Given request. Pictures do not belong in your copy. Repeat all the other data exactly.
** Begin **
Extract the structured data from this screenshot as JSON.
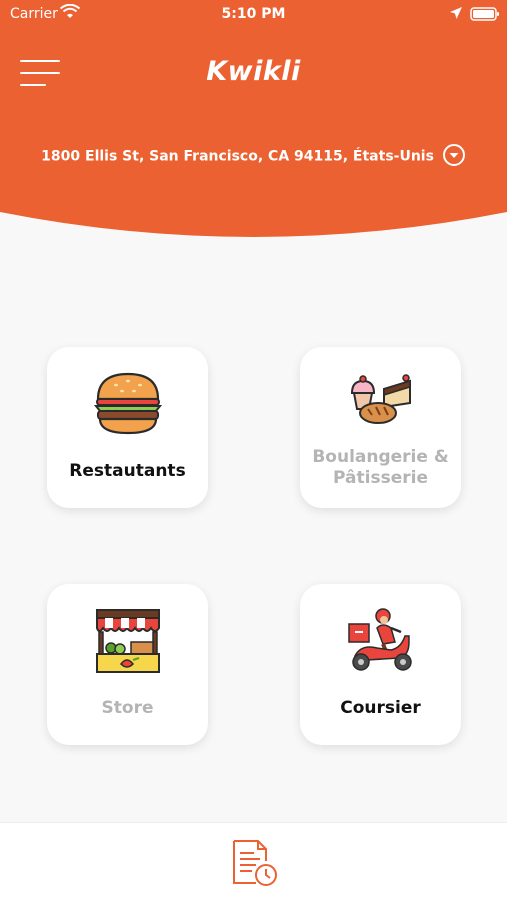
{
  "status_bar": {
    "carrier": "Carrier",
    "time": "5:10 PM"
  },
  "header": {
    "brand": "Kwikli",
    "address": "1800 Ellis St, San Francisco, CA 94115, États-Unis",
    "color": "#ec6131"
  },
  "categories": [
    {
      "label": "Restautants",
      "icon": "burger-icon",
      "active": true
    },
    {
      "label_line1": "Boulangerie &",
      "label_line2": "Pâtisserie",
      "icon": "bakery-icon",
      "active": false
    },
    {
      "label": "Store",
      "icon": "market-stall-icon",
      "active": false
    },
    {
      "label": "Coursier",
      "icon": "delivery-scooter-icon",
      "active": true
    }
  ],
  "bottom_bar": {
    "icon": "order-history-icon"
  },
  "colors": {
    "accent": "#ec6131",
    "inactive_text": "#b4b4b4",
    "active_text": "#111111"
  }
}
** End **
Result for this task.
Extract the structured data from this screenshot as JSON.
{
  "status_bar": {
    "carrier": "Carrier",
    "time": "5:10 PM"
  },
  "header": {
    "brand": "Kwikli",
    "address": "1800 Ellis St, San Francisco, CA 94115, États-Unis",
    "color": "#ec6131"
  },
  "categories": [
    {
      "label": "Restautants",
      "icon": "burger-icon",
      "active": true
    },
    {
      "label_line1": "Boulangerie &",
      "label_line2": "Pâtisserie",
      "icon": "bakery-icon",
      "active": false
    },
    {
      "label": "Store",
      "icon": "market-stall-icon",
      "active": false
    },
    {
      "label": "Coursier",
      "icon": "delivery-scooter-icon",
      "active": true
    }
  ],
  "bottom_bar": {
    "icon": "order-history-icon"
  },
  "colors": {
    "accent": "#ec6131",
    "inactive_text": "#b4b4b4",
    "active_text": "#111111"
  }
}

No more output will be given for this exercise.